**THE PROBLEM**
Pull every line containing "representation" from the entries.

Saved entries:
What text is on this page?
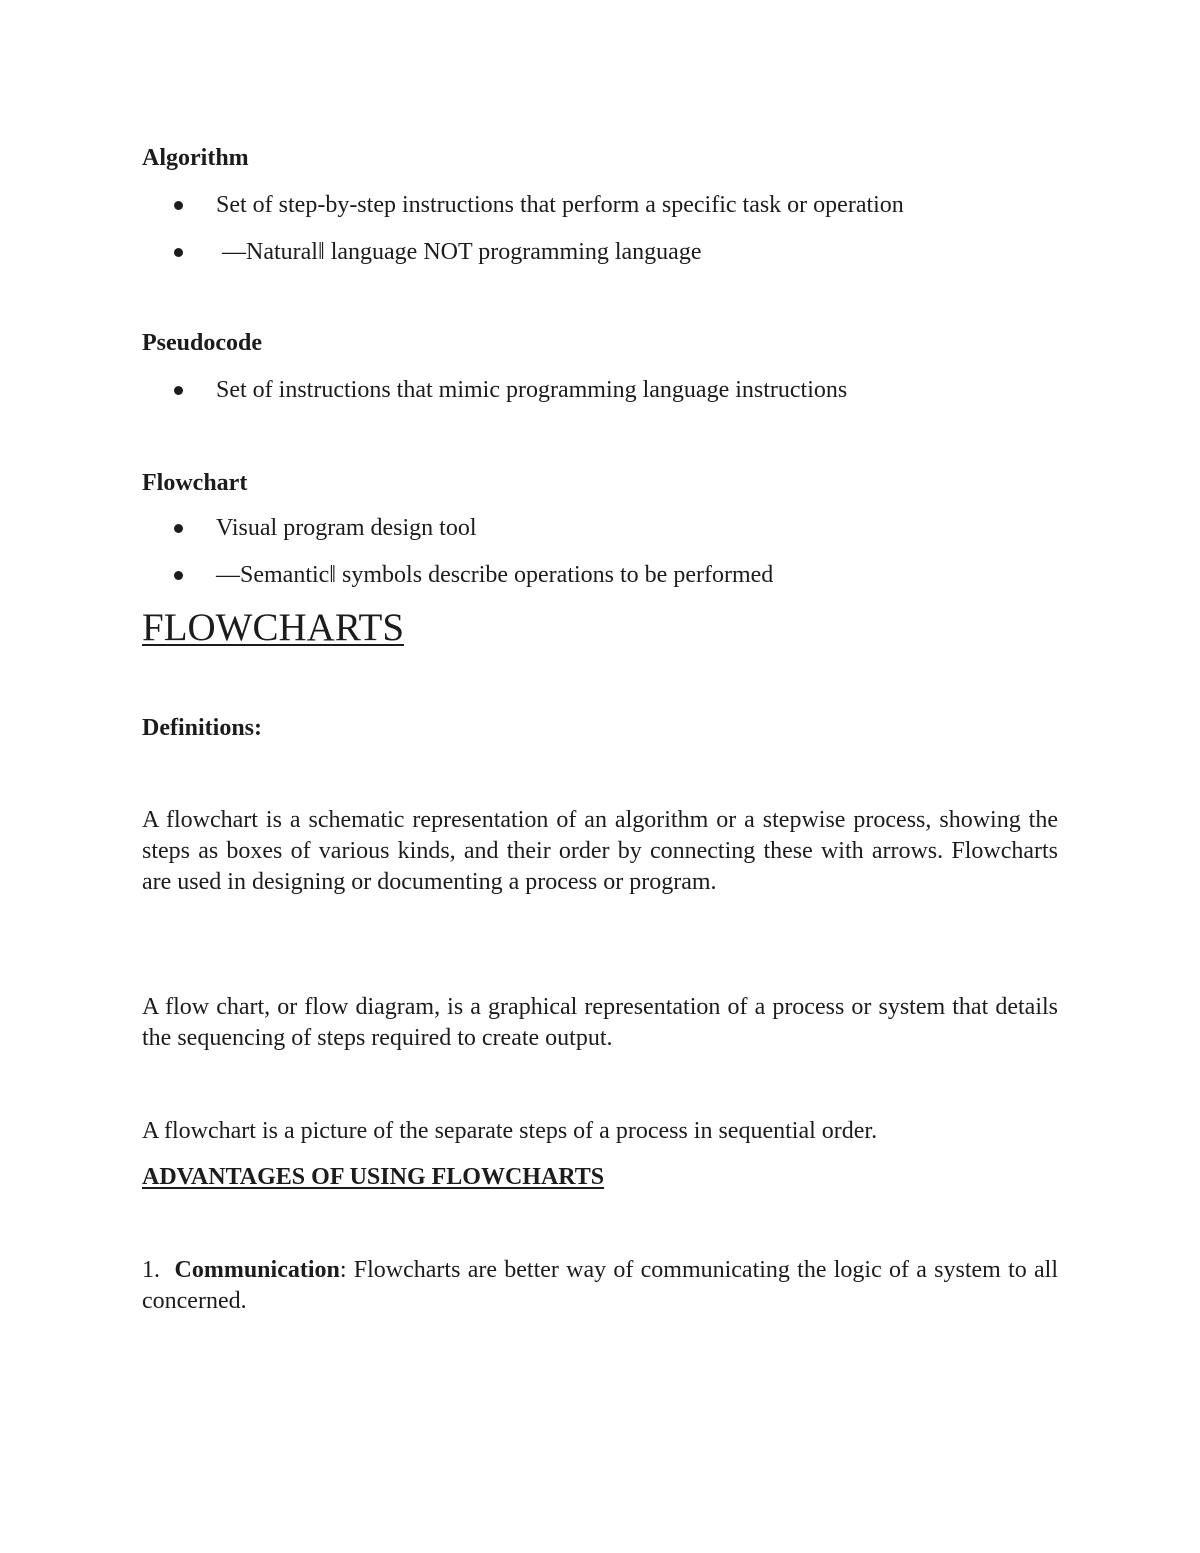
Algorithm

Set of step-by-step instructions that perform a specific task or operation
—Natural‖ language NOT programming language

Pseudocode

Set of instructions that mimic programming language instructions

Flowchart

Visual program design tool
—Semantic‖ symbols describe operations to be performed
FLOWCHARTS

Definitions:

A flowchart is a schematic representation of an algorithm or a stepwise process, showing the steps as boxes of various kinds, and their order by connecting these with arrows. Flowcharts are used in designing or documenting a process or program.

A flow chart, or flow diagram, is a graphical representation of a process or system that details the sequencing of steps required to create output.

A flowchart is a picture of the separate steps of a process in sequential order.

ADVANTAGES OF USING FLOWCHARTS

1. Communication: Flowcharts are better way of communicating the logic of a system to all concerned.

**THE RESPONSE**
A flowchart is a schematic representation of an algorithm or a stepwise process, showing the steps as boxes of various kinds, and their order by connecting these with arrows. Flowcharts are used in designing or documenting a process or program.
A flow chart, or flow diagram, is a graphical representation of a process or system that details the sequencing of steps required to create output.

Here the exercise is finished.